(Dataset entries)
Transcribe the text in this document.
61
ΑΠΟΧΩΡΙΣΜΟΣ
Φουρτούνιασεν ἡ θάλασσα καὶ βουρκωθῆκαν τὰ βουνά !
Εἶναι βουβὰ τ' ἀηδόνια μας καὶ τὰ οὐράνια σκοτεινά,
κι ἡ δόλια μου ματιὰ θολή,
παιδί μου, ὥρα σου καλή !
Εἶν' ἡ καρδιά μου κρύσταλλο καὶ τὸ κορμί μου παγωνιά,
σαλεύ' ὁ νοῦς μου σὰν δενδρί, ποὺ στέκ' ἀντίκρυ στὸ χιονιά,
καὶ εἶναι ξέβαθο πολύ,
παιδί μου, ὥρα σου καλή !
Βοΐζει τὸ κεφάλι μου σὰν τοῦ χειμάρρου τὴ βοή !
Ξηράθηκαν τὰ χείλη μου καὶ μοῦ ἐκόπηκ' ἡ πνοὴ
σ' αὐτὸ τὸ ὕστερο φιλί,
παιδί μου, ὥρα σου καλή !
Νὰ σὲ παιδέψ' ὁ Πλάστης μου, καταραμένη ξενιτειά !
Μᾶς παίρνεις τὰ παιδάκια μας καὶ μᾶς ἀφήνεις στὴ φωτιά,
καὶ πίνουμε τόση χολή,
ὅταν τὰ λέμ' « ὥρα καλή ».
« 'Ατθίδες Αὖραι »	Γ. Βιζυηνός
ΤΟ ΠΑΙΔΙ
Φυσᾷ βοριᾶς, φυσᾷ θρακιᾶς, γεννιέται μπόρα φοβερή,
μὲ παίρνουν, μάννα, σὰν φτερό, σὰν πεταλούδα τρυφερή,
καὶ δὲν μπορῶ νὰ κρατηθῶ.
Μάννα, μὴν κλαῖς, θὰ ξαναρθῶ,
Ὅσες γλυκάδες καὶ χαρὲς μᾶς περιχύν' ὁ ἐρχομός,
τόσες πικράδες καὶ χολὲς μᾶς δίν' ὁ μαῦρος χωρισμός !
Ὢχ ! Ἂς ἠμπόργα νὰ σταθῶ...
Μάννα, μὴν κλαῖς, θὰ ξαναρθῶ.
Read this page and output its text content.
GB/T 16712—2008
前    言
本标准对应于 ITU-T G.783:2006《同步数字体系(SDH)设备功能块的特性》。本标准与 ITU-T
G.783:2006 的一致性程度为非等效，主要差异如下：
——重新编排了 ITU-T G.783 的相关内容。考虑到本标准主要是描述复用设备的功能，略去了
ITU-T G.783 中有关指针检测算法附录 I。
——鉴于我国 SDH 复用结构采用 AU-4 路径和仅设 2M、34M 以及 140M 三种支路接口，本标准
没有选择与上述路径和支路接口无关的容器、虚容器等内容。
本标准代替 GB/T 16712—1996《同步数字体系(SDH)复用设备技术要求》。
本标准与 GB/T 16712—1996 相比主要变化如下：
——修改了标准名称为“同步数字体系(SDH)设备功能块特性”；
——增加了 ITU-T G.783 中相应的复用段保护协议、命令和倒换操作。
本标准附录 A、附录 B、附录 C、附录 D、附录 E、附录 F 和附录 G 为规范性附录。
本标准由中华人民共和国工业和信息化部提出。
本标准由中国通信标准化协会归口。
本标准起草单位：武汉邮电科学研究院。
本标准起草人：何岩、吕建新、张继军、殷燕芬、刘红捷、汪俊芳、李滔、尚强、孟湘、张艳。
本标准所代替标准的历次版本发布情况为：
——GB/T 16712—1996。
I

▸ **Task prompt**
Once more, set down the full listing, verbatim.

▸ **The completed task**
Transcribe the text in this document.
61
ΑΠΟΧΩΡΙΣΜΟΣ
Φουρτούνιασεν ἡ θάλασσα καὶ βουρκωθῆκαν τὰ βουνά !
Εἶναι βουβὰ τ' ἀηδόνια μας καὶ τὰ οὐράνια σκοτεινά,
κι ἡ δόλια μου ματιὰ θολή,
παιδί μου, ὥρα σου καλή !
Εἶν' ἡ καρδιά μου κρύσταλλο καὶ τὸ κορμί μου παγωνιά,
σαλεύ' ὁ νοῦς μου σὰν δενδρί, ποὺ στέκ' ἀντίκρυ στὸ χιονιά,
καὶ εἶναι ξέβαθο πολύ,
παιδί μου, ὥρα σου καλή !
Βοΐζει τὸ κεφάλι μου σὰν τοῦ χειμάρρου τὴ βοή !
Ξηράθηκαν τὰ χείλη μου καὶ μοῦ ἐκόπηκ' ἡ πνοὴ
σ' αὐτὸ τὸ ὕστερο φιλί,
παιδί μου, ὥρα σου καλή !
Νὰ σὲ παιδέψ' ὁ Πλάστης μου, καταραμένη ξενιτειά !
Μᾶς παίρνεις τὰ παιδάκια μας καὶ μᾶς ἀφήνεις στὴ φωτιά,
καὶ πίνουμε τόση χολή,
ὅταν τὰ λέμ' « ὥρα καλή ».
« 'Ατθίδες Αὖραι »	Γ. Βιζυηνός
ΤΟ ΠΑΙΔΙ
Φυσᾷ βοριᾶς, φυσᾷ θρακιᾶς, γεννιέται μπόρα φοβερή,
μὲ παίρνουν, μάννα, σὰν φτερό, σὰν πεταλούδα τρυφερή,
καὶ δὲν μπορῶ νὰ κρατηθῶ.
Μάννα, μὴν κλαῖς, θὰ ξαναρθῶ,
Ὅσες γλυκάδες καὶ χαρὲς μᾶς περιχύν' ὁ ἐρχομός,
τόσες πικράδες καὶ χολὲς μᾶς δίν' ὁ μαῦρος χωρισμός !
Ὢχ ! Ἂς ἠμπόργα νὰ σταθῶ...
Μάννα, μὴν κλαῖς, θὰ ξαναρθῶ.
Read this page and output its text content.
GB/T 16712—2008
前    言
本标准对应于 ITU-T G.783:2006《同步数字体系(SDH)设备功能块的特性》。本标准与 ITU-T
G.783:2006 的一致性程度为非等效，主要差异如下：
——重新编排了 ITU-T G.783 的相关内容。考虑到本标准主要是描述复用设备的功能，略去了
ITU-T G.783 中有关指针检测算法附录 I。
——鉴于我国 SDH 复用结构采用 AU-4 路径和仅设 2M、34M 以及 140M 三种支路接口，本标准
没有选择与上述路径和支路接口无关的容器、虚容器等内容。
本标准代替 GB/T 16712—1996《同步数字体系(SDH)复用设备技术要求》。
本标准与 GB/T 16712—1996 相比主要变化如下：
——修改了标准名称为“同步数字体系(SDH)设备功能块特性”；
——增加了 ITU-T G.783 中相应的复用段保护协议、命令和倒换操作。
本标准附录 A、附录 B、附录 C、附录 D、附录 E、附录 F 和附录 G 为规范性附录。
本标准由中华人民共和国工业和信息化部提出。
本标准由中国通信标准化协会归口。
本标准起草单位：武汉邮电科学研究院。
本标准起草人：何岩、吕建新、张继军、殷燕芬、刘红捷、汪俊芳、李滔、尚强、孟湘、张艳。
本标准所代替标准的历次版本发布情况为：
——GB/T 16712—1996。
I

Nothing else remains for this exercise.